Records from a data source
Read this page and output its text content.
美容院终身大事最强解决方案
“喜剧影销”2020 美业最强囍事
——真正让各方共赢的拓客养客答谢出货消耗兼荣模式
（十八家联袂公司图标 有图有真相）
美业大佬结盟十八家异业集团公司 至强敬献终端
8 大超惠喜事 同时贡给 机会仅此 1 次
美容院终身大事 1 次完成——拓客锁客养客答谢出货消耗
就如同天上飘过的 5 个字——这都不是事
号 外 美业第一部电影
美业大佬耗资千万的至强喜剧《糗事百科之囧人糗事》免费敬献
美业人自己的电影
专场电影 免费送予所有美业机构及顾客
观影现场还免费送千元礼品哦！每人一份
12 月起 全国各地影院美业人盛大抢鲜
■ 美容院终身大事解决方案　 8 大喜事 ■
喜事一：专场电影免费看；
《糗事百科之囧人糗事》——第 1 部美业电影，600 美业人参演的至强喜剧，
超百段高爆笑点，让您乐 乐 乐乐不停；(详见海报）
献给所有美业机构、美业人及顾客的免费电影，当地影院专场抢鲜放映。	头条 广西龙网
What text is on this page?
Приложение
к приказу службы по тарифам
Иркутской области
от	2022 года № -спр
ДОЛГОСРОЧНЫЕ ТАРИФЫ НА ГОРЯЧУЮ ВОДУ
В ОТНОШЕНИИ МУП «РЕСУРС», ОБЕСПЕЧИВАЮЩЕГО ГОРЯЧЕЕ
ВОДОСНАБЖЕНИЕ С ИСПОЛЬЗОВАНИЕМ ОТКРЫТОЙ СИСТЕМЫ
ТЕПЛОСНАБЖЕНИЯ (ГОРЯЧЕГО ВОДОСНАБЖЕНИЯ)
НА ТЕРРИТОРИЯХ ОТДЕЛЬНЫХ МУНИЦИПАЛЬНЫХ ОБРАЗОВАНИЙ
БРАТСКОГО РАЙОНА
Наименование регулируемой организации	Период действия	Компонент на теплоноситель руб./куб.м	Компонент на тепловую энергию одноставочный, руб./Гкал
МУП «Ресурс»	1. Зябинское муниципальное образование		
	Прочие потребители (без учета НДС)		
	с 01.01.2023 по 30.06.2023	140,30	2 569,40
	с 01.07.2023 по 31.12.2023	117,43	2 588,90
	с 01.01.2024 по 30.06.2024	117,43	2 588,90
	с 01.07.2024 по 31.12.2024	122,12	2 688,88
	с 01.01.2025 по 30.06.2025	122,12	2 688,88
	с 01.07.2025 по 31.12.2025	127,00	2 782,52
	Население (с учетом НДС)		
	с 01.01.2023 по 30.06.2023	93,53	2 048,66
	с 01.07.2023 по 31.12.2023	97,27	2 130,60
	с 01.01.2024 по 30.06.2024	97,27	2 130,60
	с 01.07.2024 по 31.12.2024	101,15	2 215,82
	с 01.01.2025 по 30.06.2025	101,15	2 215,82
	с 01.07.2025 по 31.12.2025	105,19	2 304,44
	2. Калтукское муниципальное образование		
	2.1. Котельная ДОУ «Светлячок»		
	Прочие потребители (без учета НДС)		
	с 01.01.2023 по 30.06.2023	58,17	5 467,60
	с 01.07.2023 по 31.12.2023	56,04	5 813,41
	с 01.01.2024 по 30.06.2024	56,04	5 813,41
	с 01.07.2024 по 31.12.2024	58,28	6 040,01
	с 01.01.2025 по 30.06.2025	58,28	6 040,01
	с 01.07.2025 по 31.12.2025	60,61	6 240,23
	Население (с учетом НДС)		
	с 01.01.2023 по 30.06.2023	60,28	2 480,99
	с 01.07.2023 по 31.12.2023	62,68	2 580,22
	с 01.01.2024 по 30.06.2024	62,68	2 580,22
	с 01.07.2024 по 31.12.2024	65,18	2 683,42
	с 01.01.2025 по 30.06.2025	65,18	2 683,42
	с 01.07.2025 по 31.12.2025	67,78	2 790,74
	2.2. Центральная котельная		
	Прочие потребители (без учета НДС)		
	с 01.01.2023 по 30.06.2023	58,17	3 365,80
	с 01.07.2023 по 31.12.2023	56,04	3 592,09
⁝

### Your goal
Repeat the entries above exactly, leaving nothing out.

### The completed task
Read this page and output its text content.
美容院终身大事最强解决方案
“喜剧影销”2020 美业最强囍事
——真正让各方共赢的拓客养客答谢出货消耗兼荣模式
（十八家联袂公司图标 有图有真相）
美业大佬结盟十八家异业集团公司 至强敬献终端
8 大超惠喜事 同时贡给 机会仅此 1 次
美容院终身大事 1 次完成——拓客锁客养客答谢出货消耗
就如同天上飘过的 5 个字——这都不是事
号 外 美业第一部电影
美业大佬耗资千万的至强喜剧《糗事百科之囧人糗事》免费敬献
美业人自己的电影
专场电影 免费送予所有美业机构及顾客
观影现场还免费送千元礼品哦！每人一份
12 月起 全国各地影院美业人盛大抢鲜
■ 美容院终身大事解决方案　 8 大喜事 ■
喜事一：专场电影免费看；
《糗事百科之囧人糗事》——第 1 部美业电影，600 美业人参演的至强喜剧，
超百段高爆笑点，让您乐 乐 乐乐不停；(详见海报）
献给所有美业机构、美业人及顾客的免费电影，当地影院专场抢鲜放映。	头条 广西龙网
What text is on this page?
Приложение
к приказу службы по тарифам
Иркутской области
от	2022 года № -спр
ДОЛГОСРОЧНЫЕ ТАРИФЫ НА ГОРЯЧУЮ ВОДУ
В ОТНОШЕНИИ МУП «РЕСУРС», ОБЕСПЕЧИВАЮЩЕГО ГОРЯЧЕЕ
ВОДОСНАБЖЕНИЕ С ИСПОЛЬЗОВАНИЕМ ОТКРЫТОЙ СИСТЕМЫ
ТЕПЛОСНАБЖЕНИЯ (ГОРЯЧЕГО ВОДОСНАБЖЕНИЯ)
НА ТЕРРИТОРИЯХ ОТДЕЛЬНЫХ МУНИЦИПАЛЬНЫХ ОБРАЗОВАНИЙ
БРАТСКОГО РАЙОНА
Наименование регулируемой организации	Период действия	Компонент на теплоноситель руб./куб.м	Компонент на тепловую энергию одноставочный, руб./Гкал
МУП «Ресурс»	1. Зябинское муниципальное образование		
	Прочие потребители (без учета НДС)		
	с 01.01.2023 по 30.06.2023	140,30	2 569,40
	с 01.07.2023 по 31.12.2023	117,43	2 588,90
	с 01.01.2024 по 30.06.2024	117,43	2 588,90
	с 01.07.2024 по 31.12.2024	122,12	2 688,88
	с 01.01.2025 по 30.06.2025	122,12	2 688,88
	с 01.07.2025 по 31.12.2025	127,00	2 782,52
	Население (с учетом НДС)		
	с 01.01.2023 по 30.06.2023	93,53	2 048,66
	с 01.07.2023 по 31.12.2023	97,27	2 130,60
	с 01.01.2024 по 30.06.2024	97,27	2 130,60
	с 01.07.2024 по 31.12.2024	101,15	2 215,82
	с 01.01.2025 по 30.06.2025	101,15	2 215,82
	с 01.07.2025 по 31.12.2025	105,19	2 304,44
	2. Калтукское муниципальное образование		
	2.1. Котельная ДОУ «Светлячок»		
	Прочие потребители (без учета НДС)		
	с 01.01.2023 по 30.06.2023	58,17	5 467,60
	с 01.07.2023 по 31.12.2023	56,04	5 813,41
	с 01.01.2024 по 30.06.2024	56,04	5 813,41
	с 01.07.2024 по 31.12.2024	58,28	6 040,01
	с 01.01.2025 по 30.06.2025	58,28	6 040,01
	с 01.07.2025 по 31.12.2025	60,61	6 240,23
	Население (с учетом НДС)		
	с 01.01.2023 по 30.06.2023	60,28	2 480,99
	с 01.07.2023 по 31.12.2023	62,68	2 580,22
	с 01.01.2024 по 30.06.2024	62,68	2 580,22
	с 01.07.2024 по 31.12.2024	65,18	2 683,42
	с 01.01.2025 по 30.06.2025	65,18	2 683,42
	с 01.07.2025 по 31.12.2025	67,78	2 790,74
	2.2. Центральная котельная		
	Прочие потребители (без учета НДС)		
	с 01.01.2023 по 30.06.2023	58,17	3 365,80
	с 01.07.2023 по 31.12.2023	56,04	3 592,09
⁝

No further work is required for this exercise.